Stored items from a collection
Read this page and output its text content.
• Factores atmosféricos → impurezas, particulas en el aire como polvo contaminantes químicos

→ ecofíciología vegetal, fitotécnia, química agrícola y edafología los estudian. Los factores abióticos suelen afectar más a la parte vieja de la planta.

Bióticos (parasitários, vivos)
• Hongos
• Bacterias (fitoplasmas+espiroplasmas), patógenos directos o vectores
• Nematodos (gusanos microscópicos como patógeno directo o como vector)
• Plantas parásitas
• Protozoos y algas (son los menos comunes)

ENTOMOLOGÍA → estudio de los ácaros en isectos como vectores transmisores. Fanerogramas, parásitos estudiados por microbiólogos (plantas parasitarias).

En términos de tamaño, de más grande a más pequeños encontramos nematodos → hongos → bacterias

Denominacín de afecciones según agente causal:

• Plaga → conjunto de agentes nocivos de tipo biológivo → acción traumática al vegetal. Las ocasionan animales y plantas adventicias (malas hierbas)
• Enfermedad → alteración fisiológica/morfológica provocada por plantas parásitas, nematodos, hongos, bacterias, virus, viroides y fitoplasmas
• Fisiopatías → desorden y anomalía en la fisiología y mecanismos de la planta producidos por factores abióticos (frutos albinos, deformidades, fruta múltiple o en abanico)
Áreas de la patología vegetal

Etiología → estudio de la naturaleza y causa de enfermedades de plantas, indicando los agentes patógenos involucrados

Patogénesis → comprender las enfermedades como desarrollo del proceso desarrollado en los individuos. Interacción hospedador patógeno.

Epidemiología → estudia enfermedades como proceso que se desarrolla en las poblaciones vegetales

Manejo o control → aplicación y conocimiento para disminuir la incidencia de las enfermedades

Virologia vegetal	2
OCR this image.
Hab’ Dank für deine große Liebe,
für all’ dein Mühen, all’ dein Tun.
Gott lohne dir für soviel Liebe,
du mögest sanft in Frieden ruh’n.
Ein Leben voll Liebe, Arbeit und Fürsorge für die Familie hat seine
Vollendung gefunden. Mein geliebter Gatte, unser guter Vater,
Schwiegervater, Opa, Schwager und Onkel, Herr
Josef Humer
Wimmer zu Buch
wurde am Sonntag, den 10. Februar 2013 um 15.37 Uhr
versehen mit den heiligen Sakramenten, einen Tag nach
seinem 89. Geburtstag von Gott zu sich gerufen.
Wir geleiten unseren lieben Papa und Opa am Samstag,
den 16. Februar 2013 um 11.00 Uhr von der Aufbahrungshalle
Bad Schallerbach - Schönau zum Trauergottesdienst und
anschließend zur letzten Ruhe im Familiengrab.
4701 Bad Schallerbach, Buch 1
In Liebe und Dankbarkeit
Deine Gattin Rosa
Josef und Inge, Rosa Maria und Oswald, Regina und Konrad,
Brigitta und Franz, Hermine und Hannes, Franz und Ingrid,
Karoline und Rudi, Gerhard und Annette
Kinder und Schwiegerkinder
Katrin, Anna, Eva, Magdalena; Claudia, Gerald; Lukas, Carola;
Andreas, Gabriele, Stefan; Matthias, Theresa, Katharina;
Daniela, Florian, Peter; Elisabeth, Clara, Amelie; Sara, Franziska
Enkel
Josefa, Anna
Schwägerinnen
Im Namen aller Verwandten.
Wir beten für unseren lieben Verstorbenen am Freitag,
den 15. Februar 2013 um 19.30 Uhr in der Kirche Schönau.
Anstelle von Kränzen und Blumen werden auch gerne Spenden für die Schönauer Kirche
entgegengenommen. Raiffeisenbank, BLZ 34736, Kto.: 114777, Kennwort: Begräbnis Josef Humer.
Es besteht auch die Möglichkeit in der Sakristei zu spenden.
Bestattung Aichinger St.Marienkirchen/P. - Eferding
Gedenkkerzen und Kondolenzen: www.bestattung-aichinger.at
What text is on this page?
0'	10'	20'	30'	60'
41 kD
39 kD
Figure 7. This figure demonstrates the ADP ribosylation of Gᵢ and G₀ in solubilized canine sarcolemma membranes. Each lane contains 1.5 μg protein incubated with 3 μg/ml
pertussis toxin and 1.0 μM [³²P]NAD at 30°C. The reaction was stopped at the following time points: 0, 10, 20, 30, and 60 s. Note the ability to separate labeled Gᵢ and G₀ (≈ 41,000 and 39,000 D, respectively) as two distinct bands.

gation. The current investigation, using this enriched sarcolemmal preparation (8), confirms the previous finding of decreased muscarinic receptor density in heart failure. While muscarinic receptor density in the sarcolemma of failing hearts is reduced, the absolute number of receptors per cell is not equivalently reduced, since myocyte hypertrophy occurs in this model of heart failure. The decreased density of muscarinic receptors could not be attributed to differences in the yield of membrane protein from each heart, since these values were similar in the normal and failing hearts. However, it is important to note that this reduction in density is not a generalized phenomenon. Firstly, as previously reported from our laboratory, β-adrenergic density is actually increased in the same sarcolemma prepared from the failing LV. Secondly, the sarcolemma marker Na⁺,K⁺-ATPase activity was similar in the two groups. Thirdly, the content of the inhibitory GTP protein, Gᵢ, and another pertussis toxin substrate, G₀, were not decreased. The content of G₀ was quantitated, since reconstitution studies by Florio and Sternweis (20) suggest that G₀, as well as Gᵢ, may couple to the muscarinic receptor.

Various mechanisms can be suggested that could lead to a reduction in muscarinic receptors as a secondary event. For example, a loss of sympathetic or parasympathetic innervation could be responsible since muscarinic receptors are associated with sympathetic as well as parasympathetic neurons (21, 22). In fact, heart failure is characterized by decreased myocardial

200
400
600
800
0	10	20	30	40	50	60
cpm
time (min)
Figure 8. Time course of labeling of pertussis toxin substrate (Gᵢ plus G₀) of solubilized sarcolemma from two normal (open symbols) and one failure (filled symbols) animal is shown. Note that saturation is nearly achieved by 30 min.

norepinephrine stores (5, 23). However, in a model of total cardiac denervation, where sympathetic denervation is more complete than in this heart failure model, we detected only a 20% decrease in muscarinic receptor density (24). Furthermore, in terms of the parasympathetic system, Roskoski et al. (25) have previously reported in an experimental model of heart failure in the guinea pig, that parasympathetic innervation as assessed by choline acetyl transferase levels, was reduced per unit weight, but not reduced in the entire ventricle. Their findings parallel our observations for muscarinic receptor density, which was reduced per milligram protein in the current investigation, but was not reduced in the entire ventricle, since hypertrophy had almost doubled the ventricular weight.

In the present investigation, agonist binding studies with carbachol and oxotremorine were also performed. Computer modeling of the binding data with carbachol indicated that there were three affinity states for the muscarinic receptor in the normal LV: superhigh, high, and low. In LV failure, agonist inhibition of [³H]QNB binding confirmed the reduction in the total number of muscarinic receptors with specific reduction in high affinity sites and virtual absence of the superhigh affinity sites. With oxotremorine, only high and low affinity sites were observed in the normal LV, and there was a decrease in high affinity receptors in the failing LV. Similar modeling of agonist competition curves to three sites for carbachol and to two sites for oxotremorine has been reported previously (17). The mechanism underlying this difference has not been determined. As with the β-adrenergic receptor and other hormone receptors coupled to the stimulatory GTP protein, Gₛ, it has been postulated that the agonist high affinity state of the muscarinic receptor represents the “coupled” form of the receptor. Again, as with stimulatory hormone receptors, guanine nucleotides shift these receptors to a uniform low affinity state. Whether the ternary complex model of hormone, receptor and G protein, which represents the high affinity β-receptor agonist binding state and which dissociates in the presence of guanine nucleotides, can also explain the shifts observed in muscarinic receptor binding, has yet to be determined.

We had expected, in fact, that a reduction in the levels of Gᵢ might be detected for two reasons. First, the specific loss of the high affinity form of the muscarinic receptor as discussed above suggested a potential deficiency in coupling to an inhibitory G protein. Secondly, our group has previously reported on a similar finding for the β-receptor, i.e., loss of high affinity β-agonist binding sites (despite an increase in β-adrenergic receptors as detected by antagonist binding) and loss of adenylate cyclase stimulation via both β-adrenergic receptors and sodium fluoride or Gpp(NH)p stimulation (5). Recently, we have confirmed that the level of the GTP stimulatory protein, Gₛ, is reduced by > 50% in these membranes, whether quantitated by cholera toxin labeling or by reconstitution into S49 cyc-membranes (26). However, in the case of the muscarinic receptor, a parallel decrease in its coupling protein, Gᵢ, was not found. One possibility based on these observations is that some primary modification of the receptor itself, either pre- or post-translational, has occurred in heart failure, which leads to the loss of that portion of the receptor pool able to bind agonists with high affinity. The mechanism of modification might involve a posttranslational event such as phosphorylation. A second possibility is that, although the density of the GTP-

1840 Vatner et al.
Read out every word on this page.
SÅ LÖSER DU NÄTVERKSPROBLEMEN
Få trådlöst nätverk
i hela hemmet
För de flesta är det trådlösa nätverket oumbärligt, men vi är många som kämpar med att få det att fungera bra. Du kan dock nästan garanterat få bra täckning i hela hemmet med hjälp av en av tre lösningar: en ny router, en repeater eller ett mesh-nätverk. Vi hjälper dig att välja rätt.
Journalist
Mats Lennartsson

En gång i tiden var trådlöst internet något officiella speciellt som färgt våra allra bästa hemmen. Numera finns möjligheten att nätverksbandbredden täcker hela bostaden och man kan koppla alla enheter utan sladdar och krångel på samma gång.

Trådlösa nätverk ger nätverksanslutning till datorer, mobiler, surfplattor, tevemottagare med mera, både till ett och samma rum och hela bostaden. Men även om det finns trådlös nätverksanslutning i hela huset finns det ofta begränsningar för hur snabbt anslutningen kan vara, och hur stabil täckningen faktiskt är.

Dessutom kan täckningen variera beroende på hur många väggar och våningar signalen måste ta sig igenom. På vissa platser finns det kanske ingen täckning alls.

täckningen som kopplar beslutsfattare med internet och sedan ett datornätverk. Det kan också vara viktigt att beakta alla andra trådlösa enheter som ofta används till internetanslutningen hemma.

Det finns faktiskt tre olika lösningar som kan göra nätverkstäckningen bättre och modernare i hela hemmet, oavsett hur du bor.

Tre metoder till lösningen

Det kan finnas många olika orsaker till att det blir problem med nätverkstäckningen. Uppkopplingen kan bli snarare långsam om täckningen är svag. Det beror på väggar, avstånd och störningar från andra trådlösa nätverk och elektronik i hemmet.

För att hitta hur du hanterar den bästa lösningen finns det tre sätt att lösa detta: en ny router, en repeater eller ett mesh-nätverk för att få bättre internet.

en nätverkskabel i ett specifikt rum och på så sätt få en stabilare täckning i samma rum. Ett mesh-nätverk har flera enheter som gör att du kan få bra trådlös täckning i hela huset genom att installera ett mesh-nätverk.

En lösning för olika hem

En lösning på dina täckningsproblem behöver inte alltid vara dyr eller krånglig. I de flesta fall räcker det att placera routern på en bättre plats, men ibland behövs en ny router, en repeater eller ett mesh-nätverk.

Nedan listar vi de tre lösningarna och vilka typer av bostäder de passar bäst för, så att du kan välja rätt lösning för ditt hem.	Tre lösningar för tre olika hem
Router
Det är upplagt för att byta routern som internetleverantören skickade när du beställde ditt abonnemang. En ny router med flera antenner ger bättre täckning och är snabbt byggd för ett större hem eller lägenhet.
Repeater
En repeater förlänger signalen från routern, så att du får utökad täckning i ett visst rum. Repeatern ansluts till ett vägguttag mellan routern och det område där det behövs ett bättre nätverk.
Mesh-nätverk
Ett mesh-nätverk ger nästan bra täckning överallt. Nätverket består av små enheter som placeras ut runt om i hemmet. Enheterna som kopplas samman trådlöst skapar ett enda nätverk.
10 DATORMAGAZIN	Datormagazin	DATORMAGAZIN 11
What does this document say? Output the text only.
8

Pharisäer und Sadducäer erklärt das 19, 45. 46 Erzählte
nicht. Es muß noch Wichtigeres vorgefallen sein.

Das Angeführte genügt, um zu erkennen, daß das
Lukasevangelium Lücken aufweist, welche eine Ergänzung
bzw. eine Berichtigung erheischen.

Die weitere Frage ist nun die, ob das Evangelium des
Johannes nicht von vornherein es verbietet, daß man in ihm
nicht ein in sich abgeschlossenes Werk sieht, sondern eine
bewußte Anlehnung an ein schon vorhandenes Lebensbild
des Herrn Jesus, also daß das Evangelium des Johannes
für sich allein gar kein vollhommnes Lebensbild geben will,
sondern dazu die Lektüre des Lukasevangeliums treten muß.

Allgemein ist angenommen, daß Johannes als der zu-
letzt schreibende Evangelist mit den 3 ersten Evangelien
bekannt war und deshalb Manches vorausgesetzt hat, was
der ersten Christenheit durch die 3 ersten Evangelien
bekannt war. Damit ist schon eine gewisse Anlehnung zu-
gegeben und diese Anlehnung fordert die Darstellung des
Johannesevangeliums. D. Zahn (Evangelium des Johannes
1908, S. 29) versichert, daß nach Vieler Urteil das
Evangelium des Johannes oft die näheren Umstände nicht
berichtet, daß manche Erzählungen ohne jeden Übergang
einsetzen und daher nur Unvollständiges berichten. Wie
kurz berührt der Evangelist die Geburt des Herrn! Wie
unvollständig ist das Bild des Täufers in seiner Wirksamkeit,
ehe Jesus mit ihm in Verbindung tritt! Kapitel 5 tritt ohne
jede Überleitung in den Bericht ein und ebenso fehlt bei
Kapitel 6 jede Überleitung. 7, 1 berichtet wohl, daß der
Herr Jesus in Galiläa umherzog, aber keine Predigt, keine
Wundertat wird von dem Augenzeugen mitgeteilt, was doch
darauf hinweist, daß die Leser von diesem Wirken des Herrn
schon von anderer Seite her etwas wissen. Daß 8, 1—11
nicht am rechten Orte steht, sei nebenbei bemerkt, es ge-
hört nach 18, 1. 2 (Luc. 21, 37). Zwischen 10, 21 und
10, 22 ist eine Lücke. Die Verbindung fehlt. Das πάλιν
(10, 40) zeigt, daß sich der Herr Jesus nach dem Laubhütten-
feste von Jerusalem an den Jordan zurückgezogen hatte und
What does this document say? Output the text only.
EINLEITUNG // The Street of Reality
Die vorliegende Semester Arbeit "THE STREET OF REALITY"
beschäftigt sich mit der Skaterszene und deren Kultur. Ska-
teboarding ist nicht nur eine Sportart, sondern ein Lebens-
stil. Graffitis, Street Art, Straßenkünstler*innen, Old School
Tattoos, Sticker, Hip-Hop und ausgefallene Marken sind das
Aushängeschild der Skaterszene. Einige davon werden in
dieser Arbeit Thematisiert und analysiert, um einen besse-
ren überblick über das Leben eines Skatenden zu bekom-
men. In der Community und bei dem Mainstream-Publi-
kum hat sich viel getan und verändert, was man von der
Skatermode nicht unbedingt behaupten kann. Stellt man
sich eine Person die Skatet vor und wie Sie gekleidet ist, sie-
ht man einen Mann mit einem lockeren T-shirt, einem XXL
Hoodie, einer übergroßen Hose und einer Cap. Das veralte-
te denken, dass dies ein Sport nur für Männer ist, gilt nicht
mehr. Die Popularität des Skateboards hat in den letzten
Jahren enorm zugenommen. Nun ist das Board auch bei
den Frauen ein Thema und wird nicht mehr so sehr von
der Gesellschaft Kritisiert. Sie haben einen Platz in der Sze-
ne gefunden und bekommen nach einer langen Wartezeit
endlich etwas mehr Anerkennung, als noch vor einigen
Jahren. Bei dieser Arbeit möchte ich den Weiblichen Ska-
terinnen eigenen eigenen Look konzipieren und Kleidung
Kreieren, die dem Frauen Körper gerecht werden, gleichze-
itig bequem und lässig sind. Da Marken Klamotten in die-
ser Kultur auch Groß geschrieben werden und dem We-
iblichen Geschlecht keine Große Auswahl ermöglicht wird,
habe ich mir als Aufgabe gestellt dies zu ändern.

» Task objective
Your task is to gather all lines from the entries above that hold the word "Rosa".

» Answer box
Deine Gattin Rosa
Josef und Inge, Rosa Maria und Oswald, Regina und Konrad,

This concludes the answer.